--- Begin ---

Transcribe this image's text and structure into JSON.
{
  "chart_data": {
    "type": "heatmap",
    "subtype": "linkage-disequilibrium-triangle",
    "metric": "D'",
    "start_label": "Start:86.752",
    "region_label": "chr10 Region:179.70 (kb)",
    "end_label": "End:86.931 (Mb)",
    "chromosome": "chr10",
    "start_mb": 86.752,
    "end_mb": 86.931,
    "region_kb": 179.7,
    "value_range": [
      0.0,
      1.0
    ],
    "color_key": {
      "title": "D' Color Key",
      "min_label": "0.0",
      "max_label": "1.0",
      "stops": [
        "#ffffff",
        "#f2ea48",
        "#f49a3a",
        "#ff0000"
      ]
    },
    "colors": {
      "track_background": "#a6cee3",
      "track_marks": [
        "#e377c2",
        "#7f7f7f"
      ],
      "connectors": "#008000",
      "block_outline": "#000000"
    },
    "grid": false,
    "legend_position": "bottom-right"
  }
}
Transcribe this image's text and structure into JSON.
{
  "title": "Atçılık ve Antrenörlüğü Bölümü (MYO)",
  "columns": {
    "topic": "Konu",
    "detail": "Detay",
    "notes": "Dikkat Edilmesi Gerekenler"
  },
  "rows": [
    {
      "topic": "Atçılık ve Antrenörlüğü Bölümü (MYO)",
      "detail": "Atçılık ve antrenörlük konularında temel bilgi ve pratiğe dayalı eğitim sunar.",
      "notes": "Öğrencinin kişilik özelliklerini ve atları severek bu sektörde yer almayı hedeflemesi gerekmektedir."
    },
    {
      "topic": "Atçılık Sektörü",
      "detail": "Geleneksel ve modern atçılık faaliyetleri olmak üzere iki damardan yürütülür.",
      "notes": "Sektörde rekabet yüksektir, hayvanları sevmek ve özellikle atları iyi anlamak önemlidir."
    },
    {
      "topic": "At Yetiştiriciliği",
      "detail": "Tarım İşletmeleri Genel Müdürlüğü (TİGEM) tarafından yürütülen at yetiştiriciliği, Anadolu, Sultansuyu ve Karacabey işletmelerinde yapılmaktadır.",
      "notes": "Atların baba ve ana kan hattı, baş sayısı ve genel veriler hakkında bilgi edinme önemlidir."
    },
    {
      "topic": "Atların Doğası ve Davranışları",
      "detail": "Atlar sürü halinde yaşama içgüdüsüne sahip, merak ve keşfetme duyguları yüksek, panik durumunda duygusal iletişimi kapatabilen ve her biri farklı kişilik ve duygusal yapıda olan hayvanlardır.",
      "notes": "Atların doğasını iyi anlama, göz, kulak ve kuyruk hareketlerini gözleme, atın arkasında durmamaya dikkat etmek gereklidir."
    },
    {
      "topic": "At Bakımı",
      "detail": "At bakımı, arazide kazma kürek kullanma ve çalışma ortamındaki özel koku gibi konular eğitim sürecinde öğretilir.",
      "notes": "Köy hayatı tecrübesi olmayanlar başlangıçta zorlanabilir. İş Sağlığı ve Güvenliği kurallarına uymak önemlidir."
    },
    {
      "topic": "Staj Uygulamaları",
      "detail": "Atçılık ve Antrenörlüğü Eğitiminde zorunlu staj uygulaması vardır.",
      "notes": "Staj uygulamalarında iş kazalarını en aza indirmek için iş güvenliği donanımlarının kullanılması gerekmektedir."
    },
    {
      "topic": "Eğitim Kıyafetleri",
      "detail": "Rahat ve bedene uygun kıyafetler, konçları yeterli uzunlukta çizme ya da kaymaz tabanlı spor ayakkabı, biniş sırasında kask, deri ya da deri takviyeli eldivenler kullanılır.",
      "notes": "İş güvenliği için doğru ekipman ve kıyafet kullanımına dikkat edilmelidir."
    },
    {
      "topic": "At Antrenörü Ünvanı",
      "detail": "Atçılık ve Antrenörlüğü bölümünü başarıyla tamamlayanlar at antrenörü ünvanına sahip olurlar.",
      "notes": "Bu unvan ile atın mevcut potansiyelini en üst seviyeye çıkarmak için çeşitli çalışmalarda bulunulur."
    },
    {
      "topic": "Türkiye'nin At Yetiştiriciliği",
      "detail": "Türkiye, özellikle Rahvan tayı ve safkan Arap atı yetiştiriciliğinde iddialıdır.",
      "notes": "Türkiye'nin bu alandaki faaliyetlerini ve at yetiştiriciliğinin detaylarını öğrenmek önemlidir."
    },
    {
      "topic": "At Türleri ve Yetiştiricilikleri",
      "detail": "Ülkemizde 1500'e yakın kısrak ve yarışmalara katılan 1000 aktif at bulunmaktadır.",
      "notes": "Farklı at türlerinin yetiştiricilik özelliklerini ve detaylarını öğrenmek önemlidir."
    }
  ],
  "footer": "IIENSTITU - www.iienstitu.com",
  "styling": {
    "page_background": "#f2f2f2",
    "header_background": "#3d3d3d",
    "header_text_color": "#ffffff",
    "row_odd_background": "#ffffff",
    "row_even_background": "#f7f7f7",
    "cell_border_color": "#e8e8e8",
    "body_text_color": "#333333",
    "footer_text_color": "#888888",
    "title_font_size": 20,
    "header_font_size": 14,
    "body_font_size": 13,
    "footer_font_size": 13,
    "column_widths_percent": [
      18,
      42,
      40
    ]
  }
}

--- End ---

From the data, list each line in which the string "gerekmektedir" appears.

ANSWER TO THIS EXERCISE:
      "notes": "Öğrencinin kişilik özelliklerini ve atları severek bu sektörde yer almayı hedeflemesi gerekmektedir."
      "notes": "Staj uygulamalarında iş kazalarını en aza indirmek için iş güvenliği donanımlarının kullanılması gerekmektedir."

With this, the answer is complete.